### WHAT NEEDS TO BE DONE
Extract all of the entries and give them again, word for word.

'''

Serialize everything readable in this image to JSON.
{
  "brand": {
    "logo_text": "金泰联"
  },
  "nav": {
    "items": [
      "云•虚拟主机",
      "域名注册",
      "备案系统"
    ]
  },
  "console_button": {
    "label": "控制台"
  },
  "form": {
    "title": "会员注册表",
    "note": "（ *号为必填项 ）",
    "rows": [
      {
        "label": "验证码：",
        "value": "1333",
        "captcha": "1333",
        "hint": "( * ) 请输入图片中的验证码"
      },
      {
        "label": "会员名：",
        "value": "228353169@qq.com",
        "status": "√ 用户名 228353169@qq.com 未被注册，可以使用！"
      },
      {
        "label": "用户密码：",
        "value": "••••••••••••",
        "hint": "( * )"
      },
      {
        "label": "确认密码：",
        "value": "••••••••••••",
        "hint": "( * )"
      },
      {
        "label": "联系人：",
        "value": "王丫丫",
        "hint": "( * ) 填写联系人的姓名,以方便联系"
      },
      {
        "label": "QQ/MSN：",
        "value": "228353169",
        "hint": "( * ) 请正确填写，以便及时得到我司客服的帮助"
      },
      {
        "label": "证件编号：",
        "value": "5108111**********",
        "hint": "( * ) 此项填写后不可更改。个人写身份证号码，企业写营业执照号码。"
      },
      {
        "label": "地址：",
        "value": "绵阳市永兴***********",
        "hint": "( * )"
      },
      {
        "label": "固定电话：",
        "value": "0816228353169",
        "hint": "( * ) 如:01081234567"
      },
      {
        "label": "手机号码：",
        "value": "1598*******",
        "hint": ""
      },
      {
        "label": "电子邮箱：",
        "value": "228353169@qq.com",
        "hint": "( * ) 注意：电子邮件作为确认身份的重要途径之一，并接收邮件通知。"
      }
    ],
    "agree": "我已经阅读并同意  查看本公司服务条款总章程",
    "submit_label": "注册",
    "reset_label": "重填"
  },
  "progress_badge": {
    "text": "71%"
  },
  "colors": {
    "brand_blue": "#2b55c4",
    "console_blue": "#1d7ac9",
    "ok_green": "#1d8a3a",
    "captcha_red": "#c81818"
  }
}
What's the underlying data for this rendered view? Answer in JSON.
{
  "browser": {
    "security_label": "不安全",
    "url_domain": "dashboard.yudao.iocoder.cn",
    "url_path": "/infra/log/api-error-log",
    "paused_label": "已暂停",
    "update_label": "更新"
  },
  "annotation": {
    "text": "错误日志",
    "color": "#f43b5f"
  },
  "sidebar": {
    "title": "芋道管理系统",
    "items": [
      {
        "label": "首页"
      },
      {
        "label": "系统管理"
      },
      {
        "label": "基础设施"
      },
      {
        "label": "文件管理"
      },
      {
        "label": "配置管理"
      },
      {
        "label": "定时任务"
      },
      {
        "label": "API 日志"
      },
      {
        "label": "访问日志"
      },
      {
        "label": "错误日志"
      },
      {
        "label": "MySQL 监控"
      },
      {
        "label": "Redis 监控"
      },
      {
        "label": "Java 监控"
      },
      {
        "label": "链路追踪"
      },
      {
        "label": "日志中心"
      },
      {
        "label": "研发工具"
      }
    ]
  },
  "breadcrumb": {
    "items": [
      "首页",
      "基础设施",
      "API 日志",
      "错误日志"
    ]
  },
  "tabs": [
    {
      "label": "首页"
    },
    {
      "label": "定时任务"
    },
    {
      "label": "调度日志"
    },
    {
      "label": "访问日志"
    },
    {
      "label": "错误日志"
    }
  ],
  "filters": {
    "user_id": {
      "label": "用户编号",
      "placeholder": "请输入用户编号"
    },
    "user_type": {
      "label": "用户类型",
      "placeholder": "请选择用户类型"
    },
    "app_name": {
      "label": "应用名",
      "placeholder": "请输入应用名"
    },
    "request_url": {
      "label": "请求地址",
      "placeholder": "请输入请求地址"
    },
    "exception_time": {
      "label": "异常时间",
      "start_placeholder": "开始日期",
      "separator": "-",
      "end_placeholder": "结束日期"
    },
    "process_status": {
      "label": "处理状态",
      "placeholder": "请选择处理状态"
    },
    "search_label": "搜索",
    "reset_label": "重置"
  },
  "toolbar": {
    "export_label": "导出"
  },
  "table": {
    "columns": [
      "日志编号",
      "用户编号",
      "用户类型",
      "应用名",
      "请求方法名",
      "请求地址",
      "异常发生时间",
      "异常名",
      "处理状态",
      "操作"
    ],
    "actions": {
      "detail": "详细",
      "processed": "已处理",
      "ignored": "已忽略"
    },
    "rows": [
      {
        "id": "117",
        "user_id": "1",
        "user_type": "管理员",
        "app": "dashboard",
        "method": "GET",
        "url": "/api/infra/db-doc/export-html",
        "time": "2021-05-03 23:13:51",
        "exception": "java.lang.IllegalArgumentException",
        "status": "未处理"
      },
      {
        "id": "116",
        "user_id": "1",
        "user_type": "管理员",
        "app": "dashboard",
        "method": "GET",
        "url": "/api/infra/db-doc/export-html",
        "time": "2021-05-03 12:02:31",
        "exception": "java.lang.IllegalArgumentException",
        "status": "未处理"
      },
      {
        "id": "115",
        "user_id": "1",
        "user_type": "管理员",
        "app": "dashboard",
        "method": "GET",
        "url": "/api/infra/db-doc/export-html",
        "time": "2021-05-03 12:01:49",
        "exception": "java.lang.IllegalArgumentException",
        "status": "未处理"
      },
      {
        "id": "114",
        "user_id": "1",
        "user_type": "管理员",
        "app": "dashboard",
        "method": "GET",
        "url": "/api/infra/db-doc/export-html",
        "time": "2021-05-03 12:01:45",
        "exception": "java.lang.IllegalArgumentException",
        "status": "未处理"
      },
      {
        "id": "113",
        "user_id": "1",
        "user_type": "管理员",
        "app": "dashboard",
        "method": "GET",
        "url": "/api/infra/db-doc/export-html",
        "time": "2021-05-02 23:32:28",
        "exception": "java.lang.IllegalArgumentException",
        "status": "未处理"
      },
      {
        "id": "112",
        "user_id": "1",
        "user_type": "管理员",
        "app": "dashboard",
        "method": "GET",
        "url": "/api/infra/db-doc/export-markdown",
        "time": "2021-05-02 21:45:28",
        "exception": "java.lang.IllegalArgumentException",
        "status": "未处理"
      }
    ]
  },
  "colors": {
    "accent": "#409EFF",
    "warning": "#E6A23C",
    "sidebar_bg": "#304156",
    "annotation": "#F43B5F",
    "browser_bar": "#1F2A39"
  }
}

'''

### THE SOLUTION
Serialize everything readable in this image to JSON.
{
  "brand": {
    "logo_text": "金泰联"
  },
  "nav": {
    "items": [
      "云•虚拟主机",
      "域名注册",
      "备案系统"
    ]
  },
  "console_button": {
    "label": "控制台"
  },
  "form": {
    "title": "会员注册表",
    "note": "（ *号为必填项 ）",
    "rows": [
      {
        "label": "验证码：",
        "value": "1333",
        "captcha": "1333",
        "hint": "( * ) 请输入图片中的验证码"
      },
      {
        "label": "会员名：",
        "value": "228353169@qq.com",
        "status": "√ 用户名 228353169@qq.com 未被注册，可以使用！"
      },
      {
        "label": "用户密码：",
        "value": "••••••••••••",
        "hint": "( * )"
      },
      {
        "label": "确认密码：",
        "value": "••••••••••••",
        "hint": "( * )"
      },
      {
        "label": "联系人：",
        "value": "王丫丫",
        "hint": "( * ) 填写联系人的姓名,以方便联系"
      },
      {
        "label": "QQ/MSN：",
        "value": "228353169",
        "hint": "( * ) 请正确填写，以便及时得到我司客服的帮助"
      },
      {
        "label": "证件编号：",
        "value": "5108111**********",
        "hint": "( * ) 此项填写后不可更改。个人写身份证号码，企业写营业执照号码。"
      },
      {
        "label": "地址：",
        "value": "绵阳市永兴***********",
        "hint": "( * )"
      },
      {
        "label": "固定电话：",
        "value": "0816228353169",
        "hint": "( * ) 如:01081234567"
      },
      {
        "label": "手机号码：",
        "value": "1598*******",
        "hint": ""
      },
      {
        "label": "电子邮箱：",
        "value": "228353169@qq.com",
        "hint": "( * ) 注意：电子邮件作为确认身份的重要途径之一，并接收邮件通知。"
      }
    ],
    "agree": "我已经阅读并同意  查看本公司服务条款总章程",
    "submit_label": "注册",
    "reset_label": "重填"
  },
  "progress_badge": {
    "text": "71%"
  },
  "colors": {
    "brand_blue": "#2b55c4",
    "console_blue": "#1d7ac9",
    "ok_green": "#1d8a3a",
    "captcha_red": "#c81818"
  }
}
What's the underlying data for this rendered view? Answer in JSON.
{
  "browser": {
    "security_label": "不安全",
    "url_domain": "dashboard.yudao.iocoder.cn",
    "url_path": "/infra/log/api-error-log",
    "paused_label": "已暂停",
    "update_label": "更新"
  },
  "annotation": {
    "text": "错误日志",
    "color": "#f43b5f"
  },
  "sidebar": {
    "title": "芋道管理系统",
    "items": [
      {
        "label": "首页"
      },
      {
        "label": "系统管理"
      },
      {
        "label": "基础设施"
      },
      {
        "label": "文件管理"
      },
      {
        "label": "配置管理"
      },
      {
        "label": "定时任务"
      },
      {
        "label": "API 日志"
      },
      {
        "label": "访问日志"
      },
      {
        "label": "错误日志"
      },
      {
        "label": "MySQL 监控"
      },
      {
        "label": "Redis 监控"
      },
      {
        "label": "Java 监控"
      },
      {
        "label": "链路追踪"
      },
      {
        "label": "日志中心"
      },
      {
        "label": "研发工具"
      }
    ]
  },
  "breadcrumb": {
    "items": [
      "首页",
      "基础设施",
      "API 日志",
      "错误日志"
    ]
  },
  "tabs": [
    {
      "label": "首页"
    },
    {
      "label": "定时任务"
    },
    {
      "label": "调度日志"
    },
    {
      "label": "访问日志"
    },
    {
      "label": "错误日志"
    }
  ],
  "filters": {
    "user_id": {
      "label": "用户编号",
      "placeholder": "请输入用户编号"
    },
    "user_type": {
      "label": "用户类型",
      "placeholder": "请选择用户类型"
    },
    "app_name": {
      "label": "应用名",
      "placeholder": "请输入应用名"
    },
    "request_url": {
      "label": "请求地址",
      "placeholder": "请输入请求地址"
    },
    "exception_time": {
      "label": "异常时间",
      "start_placeholder": "开始日期",
      "separator": "-",
      "end_placeholder": "结束日期"
    },
    "process_status": {
      "label": "处理状态",
      "placeholder": "请选择处理状态"
    },
    "search_label": "搜索",
    "reset_label": "重置"
  },
  "toolbar": {
    "export_label": "导出"
  },
  "table": {
    "columns": [
      "日志编号",
      "用户编号",
      "用户类型",
      "应用名",
      "请求方法名",
      "请求地址",
      "异常发生时间",
      "异常名",
      "处理状态",
      "操作"
    ],
    "actions": {
      "detail": "详细",
      "processed": "已处理",
      "ignored": "已忽略"
    },
    "rows": [
      {
        "id": "117",
        "user_id": "1",
        "user_type": "管理员",
        "app": "dashboard",
        "method": "GET",
        "url": "/api/infra/db-doc/export-html",
        "time": "2021-05-03 23:13:51",
        "exception": "java.lang.IllegalArgumentException",
        "status": "未处理"
      },
      {
        "id": "116",
        "user_id": "1",
        "user_type": "管理员",
        "app": "dashboard",
        "method": "GET",
        "url": "/api/infra/db-doc/export-html",
        "time": "2021-05-03 12:02:31",
        "exception": "java.lang.IllegalArgumentException",
        "status": "未处理"
      },
      {
        "id": "115",
        "user_id": "1",
        "user_type": "管理员",
        "app": "dashboard",
        "method": "GET",
        "url": "/api/infra/db-doc/export-html",
        "time": "2021-05-03 12:01:49",
        "exception": "java.lang.IllegalArgumentException",
        "status": "未处理"
      },
      {
        "id": "114",
        "user_id": "1",
        "user_type": "管理员",
        "app": "dashboard",
        "method": "GET",
        "url": "/api/infra/db-doc/export-html",
        "time": "2021-05-03 12:01:45",
        "exception": "java.lang.IllegalArgumentException",
        "status": "未处理"
      },
      {
        "id": "113",
        "user_id": "1",
        "user_type": "管理员",
        "app": "dashboard",
        "method": "GET",
        "url": "/api/infra/db-doc/export-html",
        "time": "2021-05-02 23:32:28",
        "exception": "java.lang.IllegalArgumentException",
        "status": "未处理"
      },
      {
        "id": "112",
        "user_id": "1",
        "user_type": "管理员",
        "app": "dashboard",
        "method": "GET",
        "url": "/api/infra/db-doc/export-markdown",
        "time": "2021-05-02 21:45:28",
        "exception": "java.lang.IllegalArgumentException",
        "status": "未处理"
      }
    ]
  },
  "colors": {
    "accent": "#409EFF",
    "warning": "#E6A23C",
    "sidebar_bg": "#304156",
    "annotation": "#F43B5F",
    "browser_bar": "#1F2A39"
  }
}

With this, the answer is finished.